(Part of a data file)
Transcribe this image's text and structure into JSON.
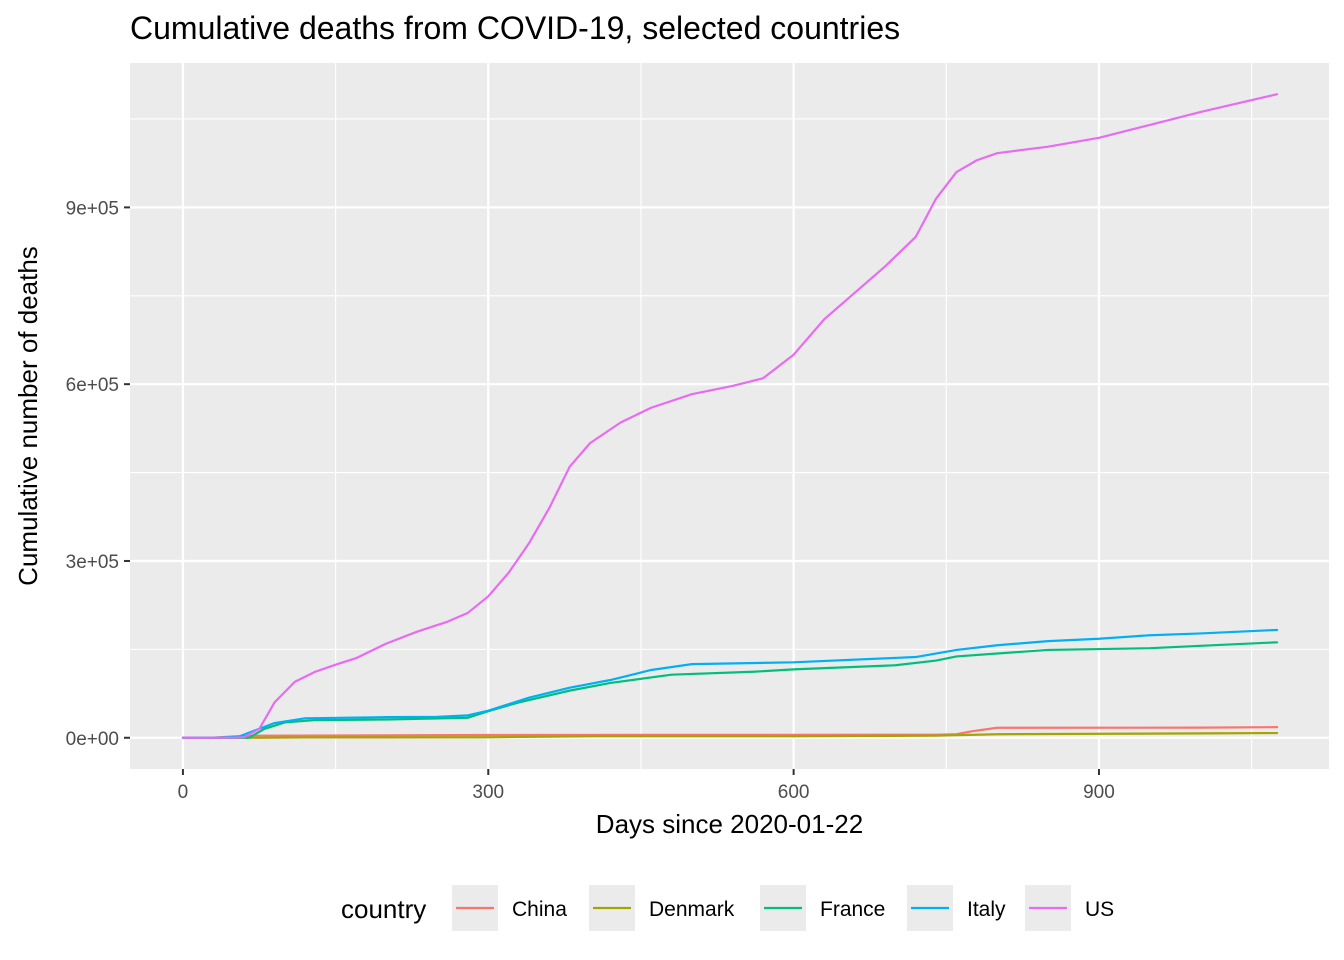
{
  "chart_data": {
    "type": "line",
    "title": "Cumulative deaths from COVID-19, selected countries",
    "xlabel": "Days since 2020-01-22",
    "ylabel": "Cumulative number of deaths",
    "xlim": [
      -52,
      1126
    ],
    "ylim": [
      -53000,
      1145000
    ],
    "xticks": [
      0,
      300,
      600,
      900
    ],
    "xtick_labels": [
      "0",
      "300",
      "600",
      "900"
    ],
    "yticks": [
      0,
      300000,
      600000,
      900000
    ],
    "ytick_labels": [
      "0e+00",
      "3e+05",
      "6e+05",
      "9e+05"
    ],
    "grid": true,
    "legend": {
      "title": "country",
      "position": "bottom"
    },
    "series": [
      {
        "name": "China",
        "color": "#F8766D",
        "points": [
          [
            0,
            17
          ],
          [
            30,
            200
          ],
          [
            60,
            3300
          ],
          [
            300,
            4700
          ],
          [
            740,
            5200
          ],
          [
            760,
            6000
          ],
          [
            775,
            11000
          ],
          [
            800,
            17000
          ],
          [
            1000,
            17200
          ],
          [
            1075,
            18000
          ]
        ]
      },
      {
        "name": "Denmark",
        "color": "#A3A500",
        "points": [
          [
            0,
            0
          ],
          [
            60,
            0
          ],
          [
            120,
            550
          ],
          [
            300,
            900
          ],
          [
            400,
            2500
          ],
          [
            600,
            2600
          ],
          [
            740,
            3500
          ],
          [
            800,
            6000
          ],
          [
            1000,
            7500
          ],
          [
            1075,
            8000
          ]
        ]
      },
      {
        "name": "France",
        "color": "#00BF7D",
        "points": [
          [
            0,
            0
          ],
          [
            50,
            0
          ],
          [
            65,
            200
          ],
          [
            80,
            15000
          ],
          [
            100,
            26000
          ],
          [
            130,
            30000
          ],
          [
            200,
            31000
          ],
          [
            280,
            34000
          ],
          [
            300,
            45000
          ],
          [
            330,
            60000
          ],
          [
            380,
            80000
          ],
          [
            420,
            93000
          ],
          [
            480,
            107000
          ],
          [
            560,
            112000
          ],
          [
            600,
            116000
          ],
          [
            700,
            123000
          ],
          [
            740,
            131000
          ],
          [
            760,
            138000
          ],
          [
            800,
            143000
          ],
          [
            850,
            149000
          ],
          [
            950,
            152000
          ],
          [
            1000,
            156000
          ],
          [
            1075,
            162000
          ]
        ]
      },
      {
        "name": "Italy",
        "color": "#00B0F6",
        "points": [
          [
            0,
            0
          ],
          [
            30,
            0
          ],
          [
            55,
            1800
          ],
          [
            70,
            12000
          ],
          [
            90,
            25000
          ],
          [
            120,
            33000
          ],
          [
            200,
            35000
          ],
          [
            250,
            35500
          ],
          [
            280,
            38000
          ],
          [
            300,
            46000
          ],
          [
            340,
            68000
          ],
          [
            380,
            85000
          ],
          [
            420,
            98000
          ],
          [
            460,
            115000
          ],
          [
            500,
            125000
          ],
          [
            600,
            128000
          ],
          [
            720,
            137000
          ],
          [
            760,
            149000
          ],
          [
            800,
            157000
          ],
          [
            850,
            164000
          ],
          [
            900,
            168000
          ],
          [
            950,
            174000
          ],
          [
            1000,
            177000
          ],
          [
            1075,
            183000
          ]
        ]
      },
      {
        "name": "US",
        "color": "#E76BF3",
        "points": [
          [
            0,
            0
          ],
          [
            50,
            100
          ],
          [
            60,
            1000
          ],
          [
            75,
            15000
          ],
          [
            90,
            60000
          ],
          [
            110,
            95000
          ],
          [
            130,
            112000
          ],
          [
            150,
            124000
          ],
          [
            170,
            135000
          ],
          [
            200,
            160000
          ],
          [
            230,
            180000
          ],
          [
            260,
            197000
          ],
          [
            280,
            212000
          ],
          [
            300,
            240000
          ],
          [
            320,
            280000
          ],
          [
            340,
            330000
          ],
          [
            360,
            390000
          ],
          [
            380,
            460000
          ],
          [
            400,
            500000
          ],
          [
            430,
            535000
          ],
          [
            460,
            560000
          ],
          [
            500,
            583000
          ],
          [
            540,
            597000
          ],
          [
            570,
            610000
          ],
          [
            600,
            650000
          ],
          [
            630,
            710000
          ],
          [
            660,
            755000
          ],
          [
            690,
            800000
          ],
          [
            720,
            850000
          ],
          [
            740,
            915000
          ],
          [
            760,
            960000
          ],
          [
            780,
            980000
          ],
          [
            800,
            992000
          ],
          [
            850,
            1003000
          ],
          [
            900,
            1018000
          ],
          [
            950,
            1040000
          ],
          [
            1000,
            1062000
          ],
          [
            1075,
            1092000
          ]
        ]
      }
    ]
  }
}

◆ EXERCISE INSTRUCTIONS
Go through the listing above and write it all out exactly, leaving out any picture.

◆ SOLVED PROBLEM
Transcribe this image's text and structure into JSON.
{
  "chart_data": {
    "type": "line",
    "title": "Cumulative deaths from COVID-19, selected countries",
    "xlabel": "Days since 2020-01-22",
    "ylabel": "Cumulative number of deaths",
    "xlim": [
      -52,
      1126
    ],
    "ylim": [
      -53000,
      1145000
    ],
    "xticks": [
      0,
      300,
      600,
      900
    ],
    "xtick_labels": [
      "0",
      "300",
      "600",
      "900"
    ],
    "yticks": [
      0,
      300000,
      600000,
      900000
    ],
    "ytick_labels": [
      "0e+00",
      "3e+05",
      "6e+05",
      "9e+05"
    ],
    "grid": true,
    "legend": {
      "title": "country",
      "position": "bottom"
    },
    "series": [
      {
        "name": "China",
        "color": "#F8766D",
        "points": [
          [
            0,
            17
          ],
          [
            30,
            200
          ],
          [
            60,
            3300
          ],
          [
            300,
            4700
          ],
          [
            740,
            5200
          ],
          [
            760,
            6000
          ],
          [
            775,
            11000
          ],
          [
            800,
            17000
          ],
          [
            1000,
            17200
          ],
          [
            1075,
            18000
          ]
        ]
      },
      {
        "name": "Denmark",
        "color": "#A3A500",
        "points": [
          [
            0,
            0
          ],
          [
            60,
            0
          ],
          [
            120,
            550
          ],
          [
            300,
            900
          ],
          [
            400,
            2500
          ],
          [
            600,
            2600
          ],
          [
            740,
            3500
          ],
          [
            800,
            6000
          ],
          [
            1000,
            7500
          ],
          [
            1075,
            8000
          ]
        ]
      },
      {
        "name": "France",
        "color": "#00BF7D",
        "points": [
          [
            0,
            0
          ],
          [
            50,
            0
          ],
          [
            65,
            200
          ],
          [
            80,
            15000
          ],
          [
            100,
            26000
          ],
          [
            130,
            30000
          ],
          [
            200,
            31000
          ],
          [
            280,
            34000
          ],
          [
            300,
            45000
          ],
          [
            330,
            60000
          ],
          [
            380,
            80000
          ],
          [
            420,
            93000
          ],
          [
            480,
            107000
          ],
          [
            560,
            112000
          ],
          [
            600,
            116000
          ],
          [
            700,
            123000
          ],
          [
            740,
            131000
          ],
          [
            760,
            138000
          ],
          [
            800,
            143000
          ],
          [
            850,
            149000
          ],
          [
            950,
            152000
          ],
          [
            1000,
            156000
          ],
          [
            1075,
            162000
          ]
        ]
      },
      {
        "name": "Italy",
        "color": "#00B0F6",
        "points": [
          [
            0,
            0
          ],
          [
            30,
            0
          ],
          [
            55,
            1800
          ],
          [
            70,
            12000
          ],
          [
            90,
            25000
          ],
          [
            120,
            33000
          ],
          [
            200,
            35000
          ],
          [
            250,
            35500
          ],
          [
            280,
            38000
          ],
          [
            300,
            46000
          ],
          [
            340,
            68000
          ],
          [
            380,
            85000
          ],
          [
            420,
            98000
          ],
          [
            460,
            115000
          ],
          [
            500,
            125000
          ],
          [
            600,
            128000
          ],
          [
            720,
            137000
          ],
          [
            760,
            149000
          ],
          [
            800,
            157000
          ],
          [
            850,
            164000
          ],
          [
            900,
            168000
          ],
          [
            950,
            174000
          ],
          [
            1000,
            177000
          ],
          [
            1075,
            183000
          ]
        ]
      },
      {
        "name": "US",
        "color": "#E76BF3",
        "points": [
          [
            0,
            0
          ],
          [
            50,
            100
          ],
          [
            60,
            1000
          ],
          [
            75,
            15000
          ],
          [
            90,
            60000
          ],
          [
            110,
            95000
          ],
          [
            130,
            112000
          ],
          [
            150,
            124000
          ],
          [
            170,
            135000
          ],
          [
            200,
            160000
          ],
          [
            230,
            180000
          ],
          [
            260,
            197000
          ],
          [
            280,
            212000
          ],
          [
            300,
            240000
          ],
          [
            320,
            280000
          ],
          [
            340,
            330000
          ],
          [
            360,
            390000
          ],
          [
            380,
            460000
          ],
          [
            400,
            500000
          ],
          [
            430,
            535000
          ],
          [
            460,
            560000
          ],
          [
            500,
            583000
          ],
          [
            540,
            597000
          ],
          [
            570,
            610000
          ],
          [
            600,
            650000
          ],
          [
            630,
            710000
          ],
          [
            660,
            755000
          ],
          [
            690,
            800000
          ],
          [
            720,
            850000
          ],
          [
            740,
            915000
          ],
          [
            760,
            960000
          ],
          [
            780,
            980000
          ],
          [
            800,
            992000
          ],
          [
            850,
            1003000
          ],
          [
            900,
            1018000
          ],
          [
            950,
            1040000
          ],
          [
            1000,
            1062000
          ],
          [
            1075,
            1092000
          ]
        ]
      }
    ]
  }
}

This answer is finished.